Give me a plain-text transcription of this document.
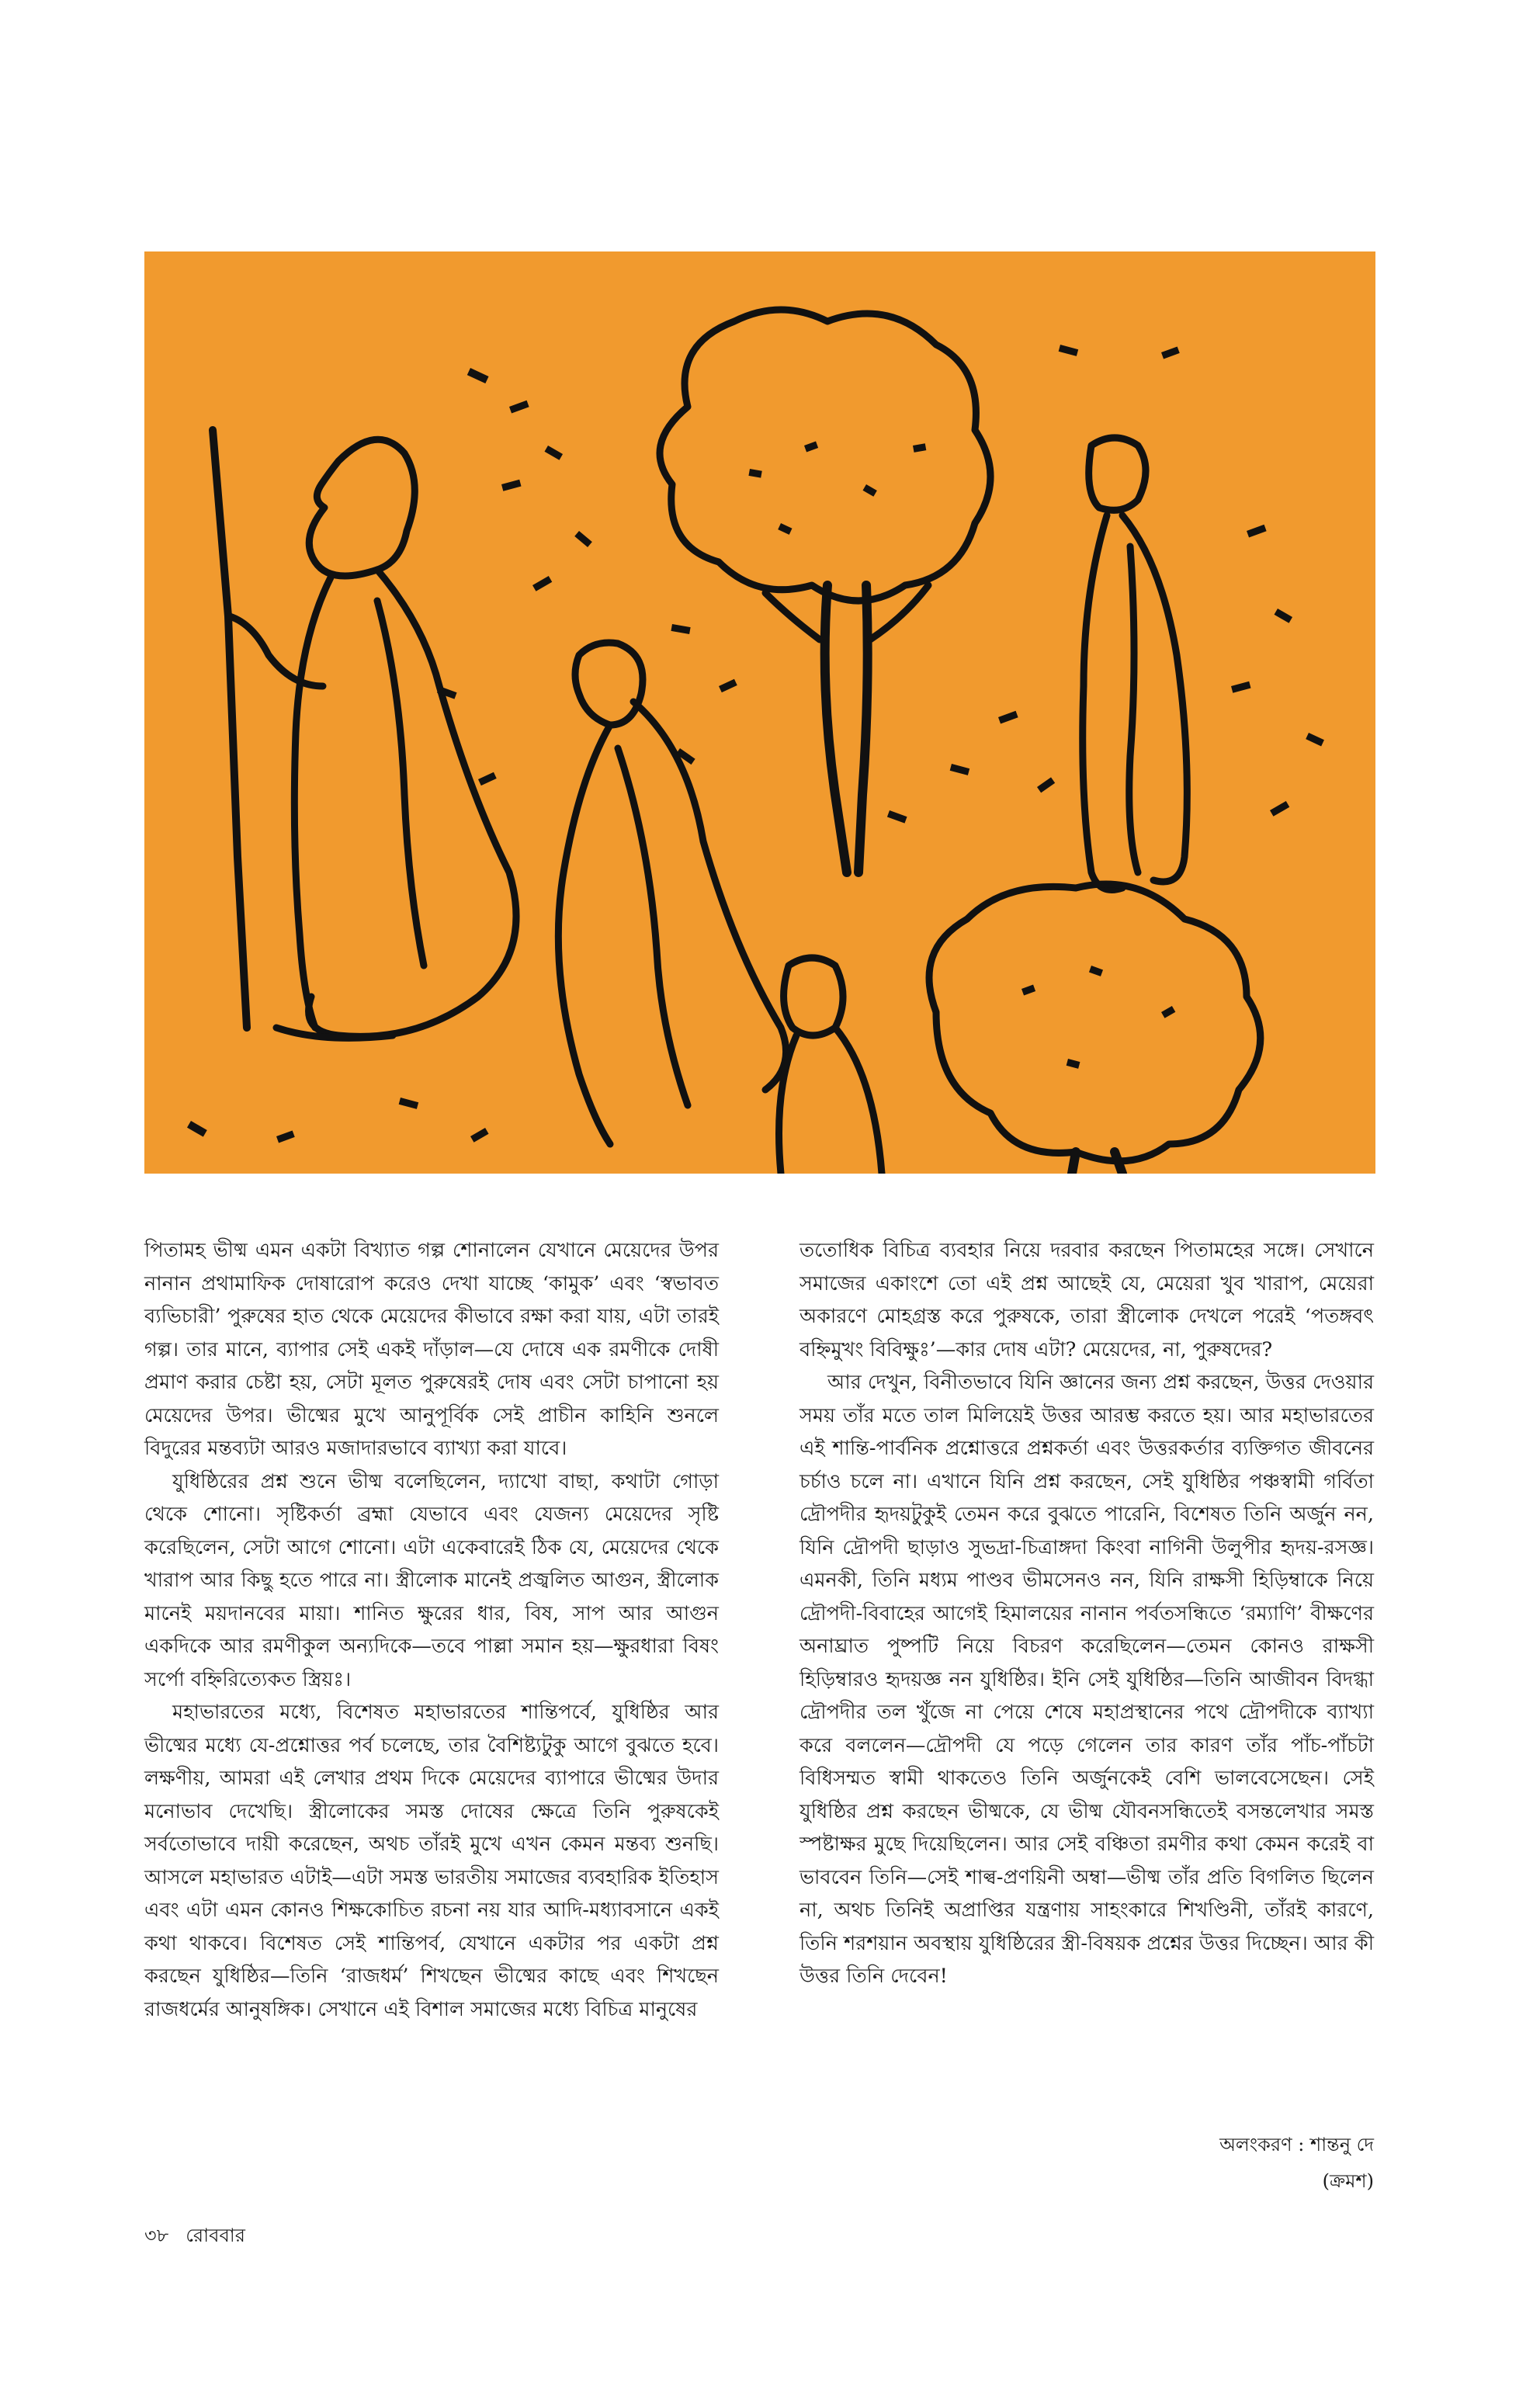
পিতামহ ভীষ্ম এমন একটা বিখ্যাত গল্প শোনালেন যেখানে মেয়েদের উপর নানান প্রথামাফিক দোষারোপ করেও দেখা যাচ্ছে ‘কামুক’ এবং ‘স্বভাবত ব্যভিচারী’ পুরুষের হাত থেকে মেয়েদের কীভাবে রক্ষা করা যায়, এটা তারই গল্প। তার মানে, ব্যাপার সেই একই দাঁড়াল—যে দোষে এক রমণীকে দোষী প্রমাণ করার চেষ্টা হয়, সেটা মূলত পুরুষেরই দোষ এবং সেটা চাপানো হয় মেয়েদের উপর। ভীষ্মের মুখে আনুপূর্বিক সেই প্রাচীন কাহিনি শুনলে বিদুরের মন্তব্যটা আরও মজাদারভাবে ব্যাখ্যা করা যাবে।

যুধিষ্ঠিরের প্রশ্ন শুনে ভীষ্ম বলেছিলেন, দ্যাখো বাছা, কথাটা গোড়া থেকে শোনো। সৃষ্টিকর্তা ব্রহ্মা যেভাবে এবং যেজন্য মেয়েদের সৃষ্টি করেছিলেন, সেটা আগে শোনো। এটা একেবারেই ঠিক যে, মেয়েদের থেকে খারাপ আর কিছু হতে পারে না। স্ত্রীলোক মানেই প্রজ্বলিত আগুন, স্ত্রীলোক মানেই ময়দানবের মায়া। শানিত ক্ষুরের ধার, বিষ, সাপ আর আগুন একদিকে আর রমণীকুল অন্যদিকে—তবে পাল্লা সমান হয়—ক্ষুরধারা বিষং সর্পো বহ্নিরিত্যেকত স্ত্রিয়ঃ।

মহাভারতের মধ্যে, বিশেষত মহাভারতের শান্তিপর্বে, যুধিষ্ঠির আর ভীষ্মের মধ্যে যে-প্রশ্নোত্তর পর্ব চলেছে, তার বৈশিষ্ট্যটুকু আগে বুঝতে হবে। লক্ষণীয়, আমরা এই লেখার প্রথম দিকে মেয়েদের ব্যাপারে ভীষ্মের উদার মনোভাব দেখেছি। স্ত্রীলোকের সমস্ত দোষের ক্ষেত্রে তিনি পুরুষকেই সর্বতোভাবে দায়ী করেছেন, অথচ তাঁরই মুখে এখন কেমন মন্তব্য শুনছি। আসলে মহাভারত এটাই—এটা সমস্ত ভারতীয় সমাজের ব্যবহারিক ইতিহাস এবং এটা এমন কোনও শিক্ষকোচিত রচনা নয় যার আদি-মধ্যাবসানে একই কথা থাকবে। বিশেষত সেই শান্তিপর্ব, যেখানে একটার পর একটা প্রশ্ন করছেন যুধিষ্ঠির—তিনি ‘রাজধর্ম’ শিখছেন ভীষ্মের কাছে এবং শিখছেন রাজধর্মের আনুষঙ্গিক। সেখানে এই বিশাল সমাজের মধ্যে বিচিত্র মানুষের

ততোধিক বিচিত্র ব্যবহার নিয়ে দরবার করছেন পিতামহের সঙ্গে। সেখানে সমাজের একাংশে তো এই প্রশ্ন আছেই যে, মেয়েরা খুব খারাপ, মেয়েরা অকারণে মোহগ্রস্ত করে পুরুষকে, তারা স্ত্রীলোক দেখলে পরেই ‘পতঙ্গবৎ বহ্নিমুখং বিবিক্ষুঃ’—কার দোষ এটা? মেয়েদের, না, পুরুষদের?

আর দেখুন, বিনীতভাবে যিনি জ্ঞানের জন্য প্রশ্ন করছেন, উত্তর দেওয়ার সময় তাঁর মতে তাল মিলিয়েই উত্তর আরম্ভ করতে হয়। আর মহাভারতের এই শান্তি-পার্বনিক প্রশ্নোত্তরে প্রশ্নকর্তা এবং উত্তরকর্তার ব্যক্তিগত জীবনের চর্চাও চলে না। এখানে যিনি প্রশ্ন করছেন, সেই যুধিষ্ঠির পঞ্চস্বামী গর্বিতা দ্রৌপদীর হৃদয়টুকুই তেমন করে বুঝতে পারেনি, বিশেষত তিনি অর্জুন নন, যিনি দ্রৌপদী ছাড়াও সুভদ্রা-চিত্রাঙ্গদা কিংবা নাগিনী উলুপীর হৃদয়-রসজ্ঞ। এমনকী, তিনি মধ্যম পাণ্ডব ভীমসেনও নন, যিনি রাক্ষসী হিড়িম্বাকে নিয়ে দ্রৌপদী-বিবাহের আগেই হিমালয়ের নানান পর্বতসন্ধিতে ‘রম্যাণি’ বীক্ষণের অনাঘ্রাত পুষ্পটি নিয়ে বিচরণ করেছিলেন—তেমন কোনও রাক্ষসী হিড়িম্বারও হৃদয়জ্ঞ নন যুধিষ্ঠির। ইনি সেই যুধিষ্ঠির—তিনি আজীবন বিদগ্ধা দ্রৌপদীর তল খুঁজে না পেয়ে শেষে মহাপ্রস্থানের পথে দ্রৌপদীকে ব্যাখ্যা করে বললেন—দ্রৌপদী যে পড়ে গেলেন তার কারণ তাঁর পাঁচ-পাঁচটা বিধিসম্মত স্বামী থাকতেও তিনি অর্জুনকেই বেশি ভালবেসেছেন। সেই যুধিষ্ঠির প্রশ্ন করছেন ভীষ্মকে, যে ভীষ্ম যৌবনসন্ধিতেই বসন্তলেখার সমস্ত স্পষ্টাক্ষর মুছে দিয়েছিলেন। আর সেই বঞ্চিতা রমণীর কথা কেমন করেই বা ভাববেন তিনি—সেই শাল্ব-প্রণয়িনী অম্বা—ভীষ্ম তাঁর প্রতি বিগলিত ছিলেন না, অথচ তিনিই অপ্রাপ্তির যন্ত্রণায় সাহংকারে শিখণ্ডিনী, তাঁরই কারণে, তিনি শরশয়ান অবস্থায় যুধিষ্ঠিরের স্ত্রী-বিষয়ক প্রশ্নের উত্তর দিচ্ছেন। আর কী উত্তর তিনি দেবেন!

অলংকরণ : শান্তনু দে
(ক্রমশ)
৩৮ রোববার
========
- [GIVEN PROBLEM]: Write out the records above exactly as they stand, leaving out every picture.

- [EXERCISE ANSWER]:
Give me a plain-text transcription of this document.
পিতামহ ভীষ্ম এমন একটা বিখ্যাত গল্প শোনালেন যেখানে মেয়েদের উপর নানান প্রথামাফিক দোষারোপ করেও দেখা যাচ্ছে ‘কামুক’ এবং ‘স্বভাবত ব্যভিচারী’ পুরুষের হাত থেকে মেয়েদের কীভাবে রক্ষা করা যায়, এটা তারই গল্প। তার মানে, ব্যাপার সেই একই দাঁড়াল—যে দোষে এক রমণীকে দোষী প্রমাণ করার চেষ্টা হয়, সেটা মূলত পুরুষেরই দোষ এবং সেটা চাপানো হয় মেয়েদের উপর। ভীষ্মের মুখে আনুপূর্বিক সেই প্রাচীন কাহিনি শুনলে বিদুরের মন্তব্যটা আরও মজাদারভাবে ব্যাখ্যা করা যাবে।

যুধিষ্ঠিরের প্রশ্ন শুনে ভীষ্ম বলেছিলেন, দ্যাখো বাছা, কথাটা গোড়া থেকে শোনো। সৃষ্টিকর্তা ব্রহ্মা যেভাবে এবং যেজন্য মেয়েদের সৃষ্টি করেছিলেন, সেটা আগে শোনো। এটা একেবারেই ঠিক যে, মেয়েদের থেকে খারাপ আর কিছু হতে পারে না। স্ত্রীলোক মানেই প্রজ্বলিত আগুন, স্ত্রীলোক মানেই ময়দানবের মায়া। শানিত ক্ষুরের ধার, বিষ, সাপ আর আগুন একদিকে আর রমণীকুল অন্যদিকে—তবে পাল্লা সমান হয়—ক্ষুরধারা বিষং সর্পো বহ্নিরিত্যেকত স্ত্রিয়ঃ।

মহাভারতের মধ্যে, বিশেষত মহাভারতের শান্তিপর্বে, যুধিষ্ঠির আর ভীষ্মের মধ্যে যে-প্রশ্নোত্তর পর্ব চলেছে, তার বৈশিষ্ট্যটুকু আগে বুঝতে হবে। লক্ষণীয়, আমরা এই লেখার প্রথম দিকে মেয়েদের ব্যাপারে ভীষ্মের উদার মনোভাব দেখেছি। স্ত্রীলোকের সমস্ত দোষের ক্ষেত্রে তিনি পুরুষকেই সর্বতোভাবে দায়ী করেছেন, অথচ তাঁরই মুখে এখন কেমন মন্তব্য শুনছি। আসলে মহাভারত এটাই—এটা সমস্ত ভারতীয় সমাজের ব্যবহারিক ইতিহাস এবং এটা এমন কোনও শিক্ষকোচিত রচনা নয় যার আদি-মধ্যাবসানে একই কথা থাকবে। বিশেষত সেই শান্তিপর্ব, যেখানে একটার পর একটা প্রশ্ন করছেন যুধিষ্ঠির—তিনি ‘রাজধর্ম’ শিখছেন ভীষ্মের কাছে এবং শিখছেন রাজধর্মের আনুষঙ্গিক। সেখানে এই বিশাল সমাজের মধ্যে বিচিত্র মানুষের

ততোধিক বিচিত্র ব্যবহার নিয়ে দরবার করছেন পিতামহের সঙ্গে। সেখানে সমাজের একাংশে তো এই প্রশ্ন আছেই যে, মেয়েরা খুব খারাপ, মেয়েরা অকারণে মোহগ্রস্ত করে পুরুষকে, তারা স্ত্রীলোক দেখলে পরেই ‘পতঙ্গবৎ বহ্নিমুখং বিবিক্ষুঃ’—কার দোষ এটা? মেয়েদের, না, পুরুষদের?

আর দেখুন, বিনীতভাবে যিনি জ্ঞানের জন্য প্রশ্ন করছেন, উত্তর দেওয়ার সময় তাঁর মতে তাল মিলিয়েই উত্তর আরম্ভ করতে হয়। আর মহাভারতের এই শান্তি-পার্বনিক প্রশ্নোত্তরে প্রশ্নকর্তা এবং উত্তরকর্তার ব্যক্তিগত জীবনের চর্চাও চলে না। এখানে যিনি প্রশ্ন করছেন, সেই যুধিষ্ঠির পঞ্চস্বামী গর্বিতা দ্রৌপদীর হৃদয়টুকুই তেমন করে বুঝতে পারেনি, বিশেষত তিনি অর্জুন নন, যিনি দ্রৌপদী ছাড়াও সুভদ্রা-চিত্রাঙ্গদা কিংবা নাগিনী উলুপীর হৃদয়-রসজ্ঞ। এমনকী, তিনি মধ্যম পাণ্ডব ভীমসেনও নন, যিনি রাক্ষসী হিড়িম্বাকে নিয়ে দ্রৌপদী-বিবাহের আগেই হিমালয়ের নানান পর্বতসন্ধিতে ‘রম্যাণি’ বীক্ষণের অনাঘ্রাত পুষ্পটি নিয়ে বিচরণ করেছিলেন—তেমন কোনও রাক্ষসী হিড়িম্বারও হৃদয়জ্ঞ নন যুধিষ্ঠির। ইনি সেই যুধিষ্ঠির—তিনি আজীবন বিদগ্ধা দ্রৌপদীর তল খুঁজে না পেয়ে শেষে মহাপ্রস্থানের পথে দ্রৌপদীকে ব্যাখ্যা করে বললেন—দ্রৌপদী যে পড়ে গেলেন তার কারণ তাঁর পাঁচ-পাঁচটা বিধিসম্মত স্বামী থাকতেও তিনি অর্জুনকেই বেশি ভালবেসেছেন। সেই যুধিষ্ঠির প্রশ্ন করছেন ভীষ্মকে, যে ভীষ্ম যৌবনসন্ধিতেই বসন্তলেখার সমস্ত স্পষ্টাক্ষর মুছে দিয়েছিলেন। আর সেই বঞ্চিতা রমণীর কথা কেমন করেই বা ভাববেন তিনি—সেই শাল্ব-প্রণয়িনী অম্বা—ভীষ্ম তাঁর প্রতি বিগলিত ছিলেন না, অথচ তিনিই অপ্রাপ্তির যন্ত্রণায় সাহংকারে শিখণ্ডিনী, তাঁরই কারণে, তিনি শরশয়ান অবস্থায় যুধিষ্ঠিরের স্ত্রী-বিষয়ক প্রশ্নের উত্তর দিচ্ছেন। আর কী উত্তর তিনি দেবেন!

অলংকরণ : শান্তনু দে
(ক্রমশ)
৩৮ রোববার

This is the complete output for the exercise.